Written request
List the encoding schemes that the mailing-list message below names for the hypothetical set of text files.

Extract
-- BEGIN --
Re: [fpc-devel] TStringList.LoadFromFile and SavetoFile - file encoding support

2009-02-03 Thread Graeme Geldenhuys
On Tue, Feb 3, 2009 at 9:02 AM, Vincent Snijders
vsnijd...@vodafonevast.nl wrote:

 I am a Lazarus developer, and I don't think I said it like that.

I wasn't pointing fingers to you Vincent. :-) I summarized what a few
people have said.

 LoadFromFile in a LCL control, you need to make sure they are valid UTF8
 strings. And honestly, it is only you who make sure that it is, because you
 know the initial encoding.

The problem is as follows Even though I am a long time developer,
I often have no clue what encoding a file is in when I look at the
file using Nautilus file manager. I often open a file in my preferred
text editor, look if it displays correctly, then look in the statusbar
area for what encoding the editor detected (at least my editor does
that nicely).

So even though you are using something as simple as the TMemo in LCL,
and LCL always wants UTF-8, how do you know what encoding to convert
from to UTF-8? If I give you various text files, each using one of the
following schemes: UTF-16, UTF-16BE, and UTF-16LE, UTF-32 and whatever
else I can find. Loading the file into a TStringList and then doing
UTF8Decode on each line will it display correctly in the TMemo?
-- END --
Image region annotations
-- BEGIN --
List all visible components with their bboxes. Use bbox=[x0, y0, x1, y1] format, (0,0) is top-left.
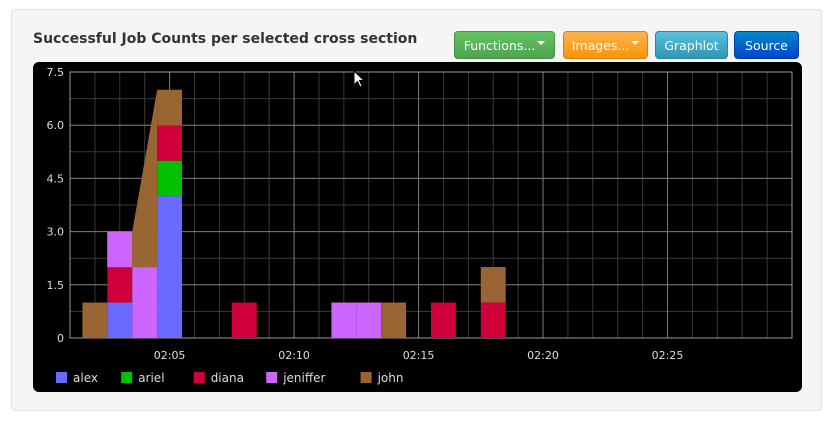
y-tick-label: 3.0 bbox=[47, 226, 65, 239]
bar-segment-diana bbox=[231, 302, 257, 338]
legend-label-alex: alex bbox=[73, 371, 98, 385]
x-tick-label: 02:15 bbox=[403, 349, 435, 362]
x-tick-label: 02:05 bbox=[154, 349, 186, 362]
legend-swatch-john bbox=[360, 372, 372, 383]
legend-label-john: john bbox=[377, 371, 404, 385]
images-label: Images... bbox=[571, 38, 630, 53]
x-tick-label: 02:25 bbox=[652, 349, 684, 362]
legend-swatch-ariel bbox=[121, 372, 133, 383]
bar-segment-alex bbox=[107, 302, 133, 338]
bar-segment-ariel bbox=[157, 160, 183, 197]
x-tick-label: 02:20 bbox=[527, 349, 559, 362]
legend-label-ariel: ariel bbox=[138, 371, 164, 385]
stacked-chart[interactable]: 0 1.5 3.0 4.5 6.0 7.5 02:05 02:10 02:15 02:20 02:2… bbox=[33, 62, 802, 392]
bar-segment-alex bbox=[157, 196, 183, 338]
y-tick-label: 0 bbox=[57, 332, 64, 345]
bar-segment-diana bbox=[431, 302, 456, 338]
functions-label: Functions... bbox=[463, 38, 536, 53]
bar-segment-jeniffer bbox=[356, 302, 382, 338]
x-tick-label: 02:10 bbox=[278, 349, 310, 362]
source-button[interactable]: Source bbox=[734, 31, 799, 59]
y-tick-label: 6.0 bbox=[47, 119, 65, 132]
bar-segment-john bbox=[480, 267, 506, 303]
functions-button[interactable]: Functions... bbox=[454, 31, 555, 59]
bar-segment-jeniffer bbox=[331, 302, 357, 338]
bar-segment-john bbox=[82, 302, 108, 338]
graphlot-button[interactable]: Graphlot bbox=[655, 31, 728, 59]
chart-area[interactable]: 0 1.5 3.0 4.5 6.0 7.5 02:05 02:10 02:15 02:20 02:2… bbox=[33, 62, 802, 392]
bar-segment-jeniffer bbox=[132, 267, 158, 338]
bar-segment-john bbox=[381, 302, 407, 338]
bar-segment-diana bbox=[480, 302, 506, 338]
bar-segment-diana bbox=[157, 125, 183, 161]
y-tick-label: 7.5 bbox=[47, 66, 65, 79]
legend-swatch-diana bbox=[193, 372, 205, 383]
legend-swatch-alex bbox=[56, 372, 67, 383]
caret-down-icon bbox=[631, 40, 640, 45]
chart-title: Successful Job Counts per selected cross… bbox=[33, 31, 418, 47]
legend-swatch-jeniffer bbox=[266, 372, 278, 383]
caret-down-icon bbox=[537, 40, 546, 45]
y-tick-label: 4.5 bbox=[47, 172, 65, 185]
legend-label-diana: diana bbox=[211, 371, 244, 385]
mouse-cursor-icon bbox=[353, 70, 365, 88]
bar-segment-diana bbox=[107, 267, 133, 303]
y-tick-label: 1.5 bbox=[47, 279, 65, 292]
legend-label-jeniffer: jeniffer bbox=[282, 371, 325, 385]
bar-segment-john bbox=[157, 89, 183, 126]
images-button[interactable]: Images... bbox=[563, 31, 648, 59]
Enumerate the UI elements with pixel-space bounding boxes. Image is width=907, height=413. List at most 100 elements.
-- END --
The reply
UTF-16, UTF-16BE, UTF-16LE, UTF-32